West Seattle development: Views of the old and the new

Two scenes from the Junction/Triangle area:

FAUNTLEROY/EDMUNDS: Most of the future site of the mixed-use Whittaker is now cleared; just the last section on the southeast corner, the old Chevrolet showroom and service area to the west, remains (our photo was taken from Fauntleroy, looking southwest). A few blocks west:

4730 CALIFORNIA: Michael shared that photo showing that the facade of the midblock mixed-use project on California between Alaska and Edmunds is finally in view. Work on this project began with demolition in June of last year.

18 Replies to "West Seattle development: Views of the old and the new"

  • Sara October 23, 2014 (7:16 pm)

    Just hate it. Three stories would have been fine/great. But now that it’s winter you can really see the shadows that it casts as the sun sets more southerly. The approach from the east really showcases the issue. Very sad about this. Goodbye sunlight in the junction. My husband calls it the “Rentonization” of West Seattle. Apologies to proud Renton residents.

  • CB October 23, 2014 (7:40 pm)

    Never thought I’d see that “den of thieves” torn down. Good riddance… West Seattle moves onward and upward.

  • notarty October 23, 2014 (7:48 pm)

    the california ave bldg is so not special.

    blah. blah. blah building.

  • Chas Redmond October 23, 2014 (8:00 pm)

→ REQUIREMENT A
In the West Seattle development post, what remains standing at the future site of the Whittaker?
→ REQUIREMENT B
Reproduce word for word the passage of the West Seattle development post starting at "Just hate it." and ending at "blah. blah building.".

→ Data listing
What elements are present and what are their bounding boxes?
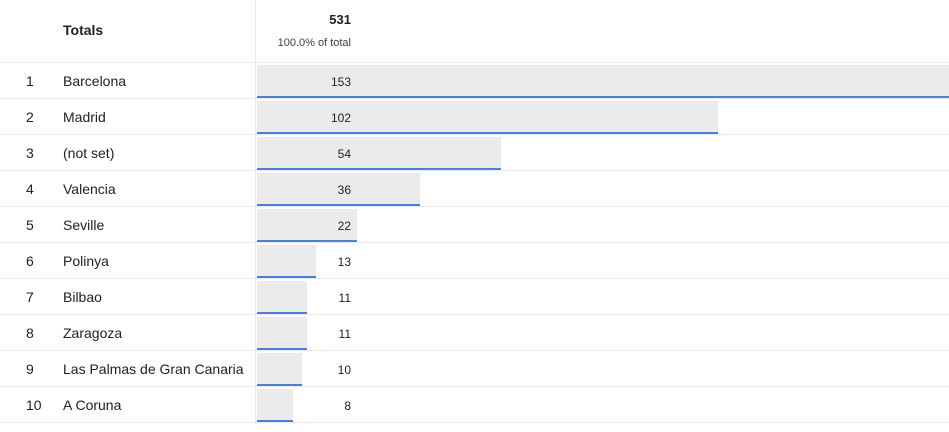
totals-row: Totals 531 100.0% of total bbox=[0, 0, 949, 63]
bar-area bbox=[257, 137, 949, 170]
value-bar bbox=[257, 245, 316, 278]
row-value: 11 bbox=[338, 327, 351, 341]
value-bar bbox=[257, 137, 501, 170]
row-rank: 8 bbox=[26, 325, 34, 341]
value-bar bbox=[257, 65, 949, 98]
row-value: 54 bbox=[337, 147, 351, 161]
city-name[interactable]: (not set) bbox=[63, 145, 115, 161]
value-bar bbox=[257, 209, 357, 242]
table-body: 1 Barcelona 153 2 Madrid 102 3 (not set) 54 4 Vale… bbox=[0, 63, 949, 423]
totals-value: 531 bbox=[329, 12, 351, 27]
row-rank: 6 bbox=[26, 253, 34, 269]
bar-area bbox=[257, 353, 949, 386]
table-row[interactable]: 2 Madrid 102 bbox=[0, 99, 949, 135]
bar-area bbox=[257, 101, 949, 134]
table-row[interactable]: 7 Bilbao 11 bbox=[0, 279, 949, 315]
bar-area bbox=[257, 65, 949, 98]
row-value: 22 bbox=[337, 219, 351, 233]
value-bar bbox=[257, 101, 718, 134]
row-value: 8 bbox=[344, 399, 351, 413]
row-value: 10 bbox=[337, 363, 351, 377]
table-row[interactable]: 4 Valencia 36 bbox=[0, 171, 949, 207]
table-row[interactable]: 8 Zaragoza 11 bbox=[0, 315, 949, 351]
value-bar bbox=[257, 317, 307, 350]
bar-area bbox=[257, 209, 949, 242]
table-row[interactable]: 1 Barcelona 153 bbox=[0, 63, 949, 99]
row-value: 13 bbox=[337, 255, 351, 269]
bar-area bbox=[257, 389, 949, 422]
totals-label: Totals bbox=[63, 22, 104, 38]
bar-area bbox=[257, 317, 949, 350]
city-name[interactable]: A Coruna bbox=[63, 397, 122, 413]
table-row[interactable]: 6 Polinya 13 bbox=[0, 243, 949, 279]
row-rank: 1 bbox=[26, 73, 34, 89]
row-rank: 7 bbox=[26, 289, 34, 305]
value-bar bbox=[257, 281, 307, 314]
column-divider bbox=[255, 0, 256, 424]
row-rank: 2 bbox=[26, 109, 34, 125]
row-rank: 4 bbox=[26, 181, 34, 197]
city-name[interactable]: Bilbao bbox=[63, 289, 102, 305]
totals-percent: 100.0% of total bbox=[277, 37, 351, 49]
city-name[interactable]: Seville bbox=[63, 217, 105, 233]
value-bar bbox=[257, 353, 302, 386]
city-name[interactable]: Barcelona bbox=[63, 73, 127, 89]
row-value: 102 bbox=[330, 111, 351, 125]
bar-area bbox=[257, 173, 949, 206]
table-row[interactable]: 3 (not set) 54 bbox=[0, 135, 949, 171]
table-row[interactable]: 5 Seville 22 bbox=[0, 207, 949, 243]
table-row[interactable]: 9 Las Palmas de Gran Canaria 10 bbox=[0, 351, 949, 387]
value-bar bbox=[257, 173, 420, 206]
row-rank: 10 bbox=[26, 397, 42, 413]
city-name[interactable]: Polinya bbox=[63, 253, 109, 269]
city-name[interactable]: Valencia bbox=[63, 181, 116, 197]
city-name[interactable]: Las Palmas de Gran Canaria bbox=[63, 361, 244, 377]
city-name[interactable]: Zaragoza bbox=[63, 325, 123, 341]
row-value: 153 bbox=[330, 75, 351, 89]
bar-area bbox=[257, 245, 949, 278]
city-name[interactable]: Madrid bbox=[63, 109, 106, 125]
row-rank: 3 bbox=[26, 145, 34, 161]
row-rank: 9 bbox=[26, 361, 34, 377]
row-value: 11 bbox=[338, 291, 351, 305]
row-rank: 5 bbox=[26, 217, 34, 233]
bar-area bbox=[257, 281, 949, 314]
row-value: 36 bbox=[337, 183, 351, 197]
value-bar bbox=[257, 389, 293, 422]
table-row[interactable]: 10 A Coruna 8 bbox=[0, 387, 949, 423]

→ RESPONSE A
The old Chevrolet showroom and service area on the southeast corner remains.

→ RESPONSE B
Just hate it. Three stories would have been fine/great. But now that it’s winter you can really see the shadows that it casts as the sun sets more southerly. The approach from the east really showcases the issue. Very sad about this. Goodbye sunlight in the junction. My husband calls it the “Rentonization” of West Seattle. Apologies to proud Renton residents.

  • CB October 23, 2014 (7:40 pm)

    Never thought I’d see that “den of thieves” torn down. Good riddance… West Seattle moves onward and upward.

  • notarty October 23, 2014 (7:48 pm)

    the california ave bldg is so not special.

    blah. blah. blah building.